Description of the task:
Which lines contain the word "JSON"? Return each of them as written.

==== Task inputs

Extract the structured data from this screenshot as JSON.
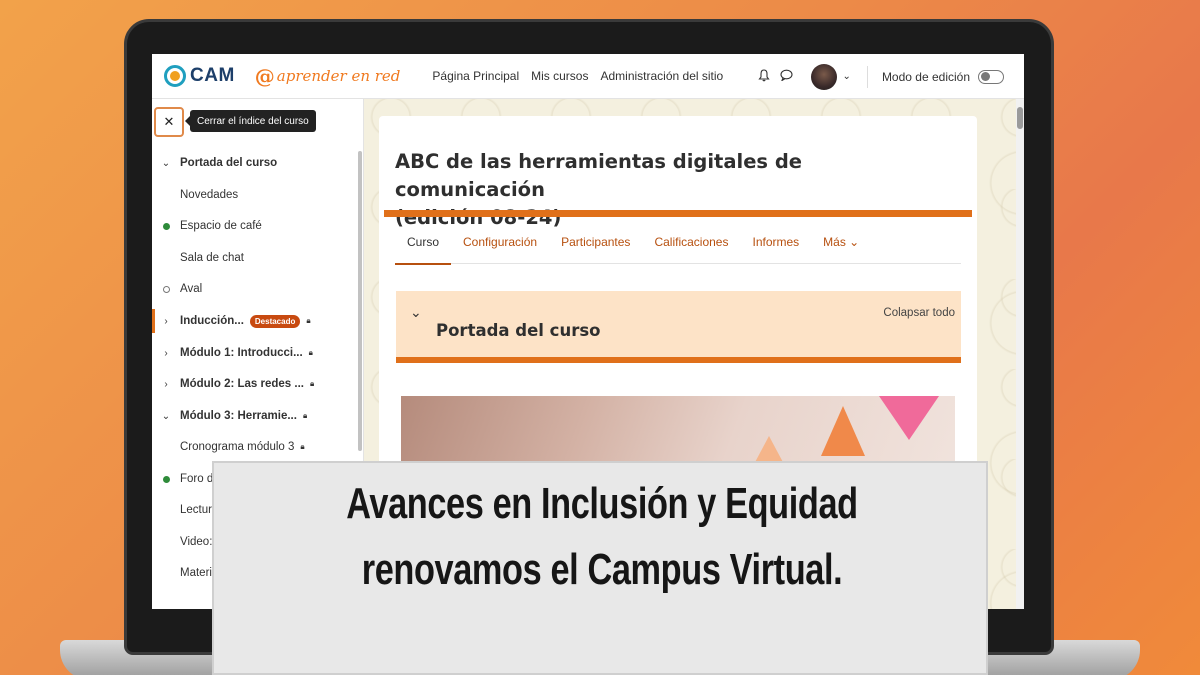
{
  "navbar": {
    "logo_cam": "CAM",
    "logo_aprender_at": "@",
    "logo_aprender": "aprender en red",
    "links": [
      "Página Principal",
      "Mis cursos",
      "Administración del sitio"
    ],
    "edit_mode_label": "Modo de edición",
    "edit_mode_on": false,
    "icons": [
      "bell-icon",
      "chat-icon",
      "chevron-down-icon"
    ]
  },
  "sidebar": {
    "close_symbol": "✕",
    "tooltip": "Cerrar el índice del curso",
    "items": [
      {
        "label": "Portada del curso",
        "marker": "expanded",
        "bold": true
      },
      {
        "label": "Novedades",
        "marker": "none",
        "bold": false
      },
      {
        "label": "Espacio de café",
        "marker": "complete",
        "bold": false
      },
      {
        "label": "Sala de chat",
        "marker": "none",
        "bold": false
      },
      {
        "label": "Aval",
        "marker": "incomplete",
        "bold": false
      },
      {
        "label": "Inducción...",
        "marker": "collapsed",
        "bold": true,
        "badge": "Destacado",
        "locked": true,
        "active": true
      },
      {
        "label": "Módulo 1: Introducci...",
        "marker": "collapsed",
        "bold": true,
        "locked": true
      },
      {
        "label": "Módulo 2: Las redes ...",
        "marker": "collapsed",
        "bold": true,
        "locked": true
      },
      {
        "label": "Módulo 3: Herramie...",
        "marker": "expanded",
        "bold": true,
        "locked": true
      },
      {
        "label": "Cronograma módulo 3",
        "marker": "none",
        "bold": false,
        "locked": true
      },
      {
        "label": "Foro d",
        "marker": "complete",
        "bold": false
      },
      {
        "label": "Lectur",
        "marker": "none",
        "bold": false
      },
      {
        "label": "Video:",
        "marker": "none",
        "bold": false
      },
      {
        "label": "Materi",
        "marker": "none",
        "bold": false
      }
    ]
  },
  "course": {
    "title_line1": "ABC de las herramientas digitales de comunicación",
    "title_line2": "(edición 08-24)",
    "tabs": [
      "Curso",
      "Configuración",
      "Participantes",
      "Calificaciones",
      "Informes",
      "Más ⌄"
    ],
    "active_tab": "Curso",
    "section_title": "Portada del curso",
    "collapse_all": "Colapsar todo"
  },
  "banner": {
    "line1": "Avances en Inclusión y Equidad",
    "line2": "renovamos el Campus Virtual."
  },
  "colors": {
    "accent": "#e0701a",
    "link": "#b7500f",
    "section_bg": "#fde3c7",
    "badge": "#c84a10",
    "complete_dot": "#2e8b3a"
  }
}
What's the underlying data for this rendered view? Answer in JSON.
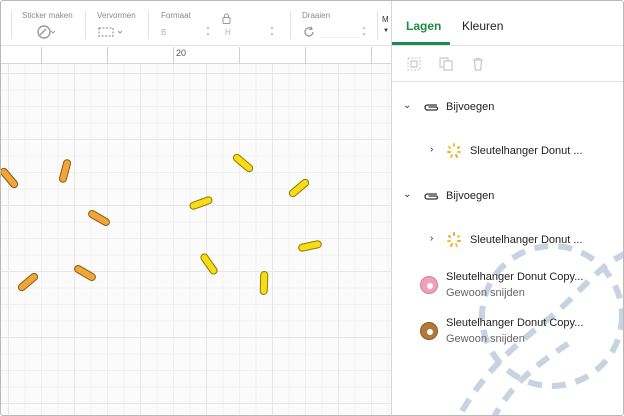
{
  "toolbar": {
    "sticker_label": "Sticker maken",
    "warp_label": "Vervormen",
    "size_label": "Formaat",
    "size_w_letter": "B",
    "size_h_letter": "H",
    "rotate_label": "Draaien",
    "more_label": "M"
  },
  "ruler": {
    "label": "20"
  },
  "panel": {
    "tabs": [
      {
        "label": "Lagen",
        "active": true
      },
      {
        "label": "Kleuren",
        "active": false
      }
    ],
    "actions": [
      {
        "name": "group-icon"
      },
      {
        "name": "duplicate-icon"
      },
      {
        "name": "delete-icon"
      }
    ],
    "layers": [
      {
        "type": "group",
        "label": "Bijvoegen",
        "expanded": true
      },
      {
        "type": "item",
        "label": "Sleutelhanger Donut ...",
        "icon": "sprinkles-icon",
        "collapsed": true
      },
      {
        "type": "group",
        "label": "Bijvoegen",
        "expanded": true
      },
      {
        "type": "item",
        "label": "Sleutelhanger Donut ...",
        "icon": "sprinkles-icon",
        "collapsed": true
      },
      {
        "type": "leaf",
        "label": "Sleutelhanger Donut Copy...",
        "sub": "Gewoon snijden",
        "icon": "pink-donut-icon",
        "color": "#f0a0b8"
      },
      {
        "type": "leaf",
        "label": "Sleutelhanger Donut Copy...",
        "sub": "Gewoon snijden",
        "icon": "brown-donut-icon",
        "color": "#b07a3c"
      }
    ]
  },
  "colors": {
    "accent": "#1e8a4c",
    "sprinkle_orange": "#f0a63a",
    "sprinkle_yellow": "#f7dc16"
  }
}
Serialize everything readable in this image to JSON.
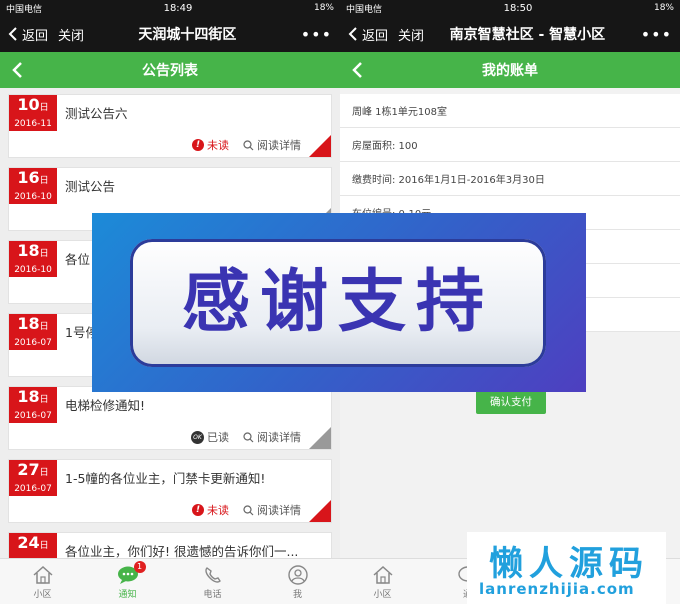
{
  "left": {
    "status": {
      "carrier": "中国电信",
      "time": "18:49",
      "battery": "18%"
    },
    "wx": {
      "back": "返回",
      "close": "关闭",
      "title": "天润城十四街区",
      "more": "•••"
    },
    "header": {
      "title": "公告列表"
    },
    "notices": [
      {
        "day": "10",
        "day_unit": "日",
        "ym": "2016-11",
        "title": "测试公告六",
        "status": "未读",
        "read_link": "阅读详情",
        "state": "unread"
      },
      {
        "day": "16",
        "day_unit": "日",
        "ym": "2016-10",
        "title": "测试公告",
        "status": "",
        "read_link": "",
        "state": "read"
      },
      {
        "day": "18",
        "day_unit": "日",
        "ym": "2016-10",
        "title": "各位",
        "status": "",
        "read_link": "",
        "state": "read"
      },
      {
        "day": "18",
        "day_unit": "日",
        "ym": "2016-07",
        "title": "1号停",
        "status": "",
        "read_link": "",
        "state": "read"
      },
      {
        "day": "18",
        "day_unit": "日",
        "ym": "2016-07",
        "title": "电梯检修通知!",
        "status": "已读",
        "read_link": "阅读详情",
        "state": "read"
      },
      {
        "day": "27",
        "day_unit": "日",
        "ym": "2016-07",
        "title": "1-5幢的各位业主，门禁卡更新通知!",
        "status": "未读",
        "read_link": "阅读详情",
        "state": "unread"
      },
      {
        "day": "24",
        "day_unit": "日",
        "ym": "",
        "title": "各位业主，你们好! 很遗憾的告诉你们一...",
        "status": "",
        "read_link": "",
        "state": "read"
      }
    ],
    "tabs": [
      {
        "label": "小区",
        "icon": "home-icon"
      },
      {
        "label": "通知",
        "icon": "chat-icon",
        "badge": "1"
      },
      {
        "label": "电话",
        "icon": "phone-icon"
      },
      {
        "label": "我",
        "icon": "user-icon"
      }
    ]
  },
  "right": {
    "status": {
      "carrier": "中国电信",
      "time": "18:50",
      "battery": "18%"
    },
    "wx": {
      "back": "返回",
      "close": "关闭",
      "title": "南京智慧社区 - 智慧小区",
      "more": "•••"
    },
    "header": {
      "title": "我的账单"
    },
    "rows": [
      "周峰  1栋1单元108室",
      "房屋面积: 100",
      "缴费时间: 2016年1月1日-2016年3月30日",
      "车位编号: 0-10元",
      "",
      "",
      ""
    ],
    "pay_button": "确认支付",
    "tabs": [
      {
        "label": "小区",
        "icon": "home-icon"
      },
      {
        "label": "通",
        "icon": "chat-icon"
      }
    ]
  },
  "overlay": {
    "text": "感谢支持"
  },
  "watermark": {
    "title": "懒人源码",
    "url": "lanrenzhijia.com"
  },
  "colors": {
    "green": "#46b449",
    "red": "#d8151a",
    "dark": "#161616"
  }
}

========

Solution below:
Extract the structured data from this screenshot as JSON.
What's the underlying data for this rendered view? Answer in JSON.
Serialize everything readable in this image to JSON.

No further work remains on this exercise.